[Data entries]
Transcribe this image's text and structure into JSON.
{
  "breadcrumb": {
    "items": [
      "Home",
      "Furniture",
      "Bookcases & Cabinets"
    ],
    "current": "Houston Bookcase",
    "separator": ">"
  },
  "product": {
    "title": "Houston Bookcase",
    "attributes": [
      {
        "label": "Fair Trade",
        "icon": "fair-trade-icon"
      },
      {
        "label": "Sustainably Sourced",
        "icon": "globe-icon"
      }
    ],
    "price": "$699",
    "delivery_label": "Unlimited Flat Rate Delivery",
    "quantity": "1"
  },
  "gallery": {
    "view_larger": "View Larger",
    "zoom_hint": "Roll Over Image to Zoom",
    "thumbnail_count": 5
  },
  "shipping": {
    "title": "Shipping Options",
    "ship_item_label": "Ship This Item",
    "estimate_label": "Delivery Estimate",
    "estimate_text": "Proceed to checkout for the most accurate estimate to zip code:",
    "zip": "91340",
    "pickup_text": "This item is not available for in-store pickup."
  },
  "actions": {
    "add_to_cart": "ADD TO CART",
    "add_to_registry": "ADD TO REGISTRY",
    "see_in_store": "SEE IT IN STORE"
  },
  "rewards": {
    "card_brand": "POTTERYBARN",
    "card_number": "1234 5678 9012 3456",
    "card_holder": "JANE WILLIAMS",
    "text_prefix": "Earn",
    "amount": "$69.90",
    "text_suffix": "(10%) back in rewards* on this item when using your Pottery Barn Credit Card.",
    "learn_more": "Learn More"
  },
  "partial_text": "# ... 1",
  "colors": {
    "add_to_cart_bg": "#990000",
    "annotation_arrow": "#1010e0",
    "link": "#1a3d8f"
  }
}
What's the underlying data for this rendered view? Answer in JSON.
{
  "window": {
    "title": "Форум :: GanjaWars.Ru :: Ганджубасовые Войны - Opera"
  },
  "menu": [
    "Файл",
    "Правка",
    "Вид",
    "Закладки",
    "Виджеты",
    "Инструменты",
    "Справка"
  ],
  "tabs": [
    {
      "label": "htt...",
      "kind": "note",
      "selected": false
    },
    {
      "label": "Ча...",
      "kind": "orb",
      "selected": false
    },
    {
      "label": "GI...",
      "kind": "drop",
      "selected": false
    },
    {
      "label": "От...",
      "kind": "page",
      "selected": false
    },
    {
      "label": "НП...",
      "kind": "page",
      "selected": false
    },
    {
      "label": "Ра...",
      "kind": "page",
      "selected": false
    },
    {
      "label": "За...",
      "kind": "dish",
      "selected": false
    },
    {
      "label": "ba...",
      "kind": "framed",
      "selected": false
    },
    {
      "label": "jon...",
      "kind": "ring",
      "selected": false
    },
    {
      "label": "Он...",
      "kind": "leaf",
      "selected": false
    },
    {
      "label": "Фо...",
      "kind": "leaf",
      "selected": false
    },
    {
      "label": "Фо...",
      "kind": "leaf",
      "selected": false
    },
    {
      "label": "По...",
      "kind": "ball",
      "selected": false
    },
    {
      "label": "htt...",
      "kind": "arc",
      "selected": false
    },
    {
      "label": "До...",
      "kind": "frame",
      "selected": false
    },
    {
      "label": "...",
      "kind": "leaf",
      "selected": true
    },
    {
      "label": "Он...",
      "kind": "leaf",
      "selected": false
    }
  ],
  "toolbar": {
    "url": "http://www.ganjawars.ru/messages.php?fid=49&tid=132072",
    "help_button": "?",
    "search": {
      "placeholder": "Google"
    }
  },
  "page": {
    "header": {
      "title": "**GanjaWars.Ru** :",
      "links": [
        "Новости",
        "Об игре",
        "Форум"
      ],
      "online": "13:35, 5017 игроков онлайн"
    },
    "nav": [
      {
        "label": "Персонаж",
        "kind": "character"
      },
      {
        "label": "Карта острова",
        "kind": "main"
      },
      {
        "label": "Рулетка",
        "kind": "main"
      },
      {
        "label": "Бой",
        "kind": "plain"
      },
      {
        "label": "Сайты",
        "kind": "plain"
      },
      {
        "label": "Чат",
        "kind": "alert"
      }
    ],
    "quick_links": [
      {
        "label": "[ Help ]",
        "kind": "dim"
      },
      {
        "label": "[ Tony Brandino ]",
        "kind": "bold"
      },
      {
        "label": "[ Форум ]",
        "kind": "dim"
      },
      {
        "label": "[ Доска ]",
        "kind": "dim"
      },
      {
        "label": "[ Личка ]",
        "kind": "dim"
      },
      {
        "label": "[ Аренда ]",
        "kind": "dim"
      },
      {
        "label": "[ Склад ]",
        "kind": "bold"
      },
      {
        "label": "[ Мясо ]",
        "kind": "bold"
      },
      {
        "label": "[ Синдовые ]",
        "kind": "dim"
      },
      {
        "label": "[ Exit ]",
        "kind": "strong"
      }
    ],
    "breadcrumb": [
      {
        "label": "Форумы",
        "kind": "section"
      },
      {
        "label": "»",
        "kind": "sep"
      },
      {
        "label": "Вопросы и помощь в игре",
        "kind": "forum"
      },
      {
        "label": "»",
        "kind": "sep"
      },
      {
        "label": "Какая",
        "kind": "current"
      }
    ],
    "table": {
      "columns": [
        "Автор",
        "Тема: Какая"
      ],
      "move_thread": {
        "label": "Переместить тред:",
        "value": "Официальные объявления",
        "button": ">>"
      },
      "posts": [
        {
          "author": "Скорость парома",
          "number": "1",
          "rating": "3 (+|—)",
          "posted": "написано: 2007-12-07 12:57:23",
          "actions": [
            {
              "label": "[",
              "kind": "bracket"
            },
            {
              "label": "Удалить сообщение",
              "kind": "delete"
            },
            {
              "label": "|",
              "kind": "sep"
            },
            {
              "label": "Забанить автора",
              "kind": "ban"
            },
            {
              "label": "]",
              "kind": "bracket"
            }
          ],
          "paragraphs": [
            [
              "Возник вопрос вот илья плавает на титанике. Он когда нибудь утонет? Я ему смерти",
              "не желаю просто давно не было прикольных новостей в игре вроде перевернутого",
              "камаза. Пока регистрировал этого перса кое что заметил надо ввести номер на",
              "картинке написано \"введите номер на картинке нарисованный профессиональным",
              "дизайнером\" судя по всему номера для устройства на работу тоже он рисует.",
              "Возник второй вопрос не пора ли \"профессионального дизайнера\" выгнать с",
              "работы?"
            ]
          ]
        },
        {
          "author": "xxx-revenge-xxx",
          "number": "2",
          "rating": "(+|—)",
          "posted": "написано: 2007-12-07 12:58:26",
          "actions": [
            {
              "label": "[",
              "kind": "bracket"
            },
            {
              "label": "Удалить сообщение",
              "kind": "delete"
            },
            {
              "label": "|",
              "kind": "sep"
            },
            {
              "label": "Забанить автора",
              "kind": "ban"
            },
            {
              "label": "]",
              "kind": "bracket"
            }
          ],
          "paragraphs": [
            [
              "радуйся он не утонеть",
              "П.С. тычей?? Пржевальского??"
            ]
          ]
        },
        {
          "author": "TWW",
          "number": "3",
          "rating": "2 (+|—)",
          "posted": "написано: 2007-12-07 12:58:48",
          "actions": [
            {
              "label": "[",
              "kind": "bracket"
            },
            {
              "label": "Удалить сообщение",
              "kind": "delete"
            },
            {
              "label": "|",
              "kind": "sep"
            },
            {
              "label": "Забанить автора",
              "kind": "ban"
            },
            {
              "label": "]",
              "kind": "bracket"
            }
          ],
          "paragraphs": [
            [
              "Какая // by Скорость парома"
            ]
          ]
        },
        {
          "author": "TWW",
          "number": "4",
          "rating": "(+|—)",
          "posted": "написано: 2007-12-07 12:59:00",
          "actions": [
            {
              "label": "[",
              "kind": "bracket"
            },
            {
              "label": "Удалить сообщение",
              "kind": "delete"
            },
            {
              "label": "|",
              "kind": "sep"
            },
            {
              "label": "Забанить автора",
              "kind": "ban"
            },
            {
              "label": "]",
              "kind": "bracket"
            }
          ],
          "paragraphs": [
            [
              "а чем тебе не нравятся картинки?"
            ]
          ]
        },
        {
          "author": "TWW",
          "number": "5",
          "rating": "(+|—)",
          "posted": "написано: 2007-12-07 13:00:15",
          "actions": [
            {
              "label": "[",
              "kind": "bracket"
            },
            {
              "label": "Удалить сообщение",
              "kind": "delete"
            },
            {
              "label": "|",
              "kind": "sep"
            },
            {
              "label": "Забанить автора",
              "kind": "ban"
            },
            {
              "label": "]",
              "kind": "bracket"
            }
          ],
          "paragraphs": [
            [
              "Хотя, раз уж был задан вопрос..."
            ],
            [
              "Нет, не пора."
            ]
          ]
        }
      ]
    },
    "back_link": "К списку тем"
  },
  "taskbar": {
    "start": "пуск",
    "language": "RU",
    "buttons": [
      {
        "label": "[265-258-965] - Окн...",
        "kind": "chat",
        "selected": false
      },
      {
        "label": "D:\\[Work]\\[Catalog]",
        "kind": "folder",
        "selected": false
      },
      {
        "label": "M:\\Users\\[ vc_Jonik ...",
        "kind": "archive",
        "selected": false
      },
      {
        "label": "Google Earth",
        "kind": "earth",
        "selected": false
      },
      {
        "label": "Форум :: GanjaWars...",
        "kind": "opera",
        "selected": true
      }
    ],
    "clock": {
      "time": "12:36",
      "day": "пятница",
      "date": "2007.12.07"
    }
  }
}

▶ [Problem details]
Find every line that has "написано" in it, then return those lines.

▶ [Task solution]
          "posted": "написано: 2007-12-07 12:57:23",
              "картинке написано \"введите номер на картинке нарисованный профессиональным",
          "posted": "написано: 2007-12-07 12:58:26",
          "posted": "написано: 2007-12-07 12:58:48",
          "posted": "написано: 2007-12-07 12:59:00",
          "posted": "написано: 2007-12-07 13:00:15",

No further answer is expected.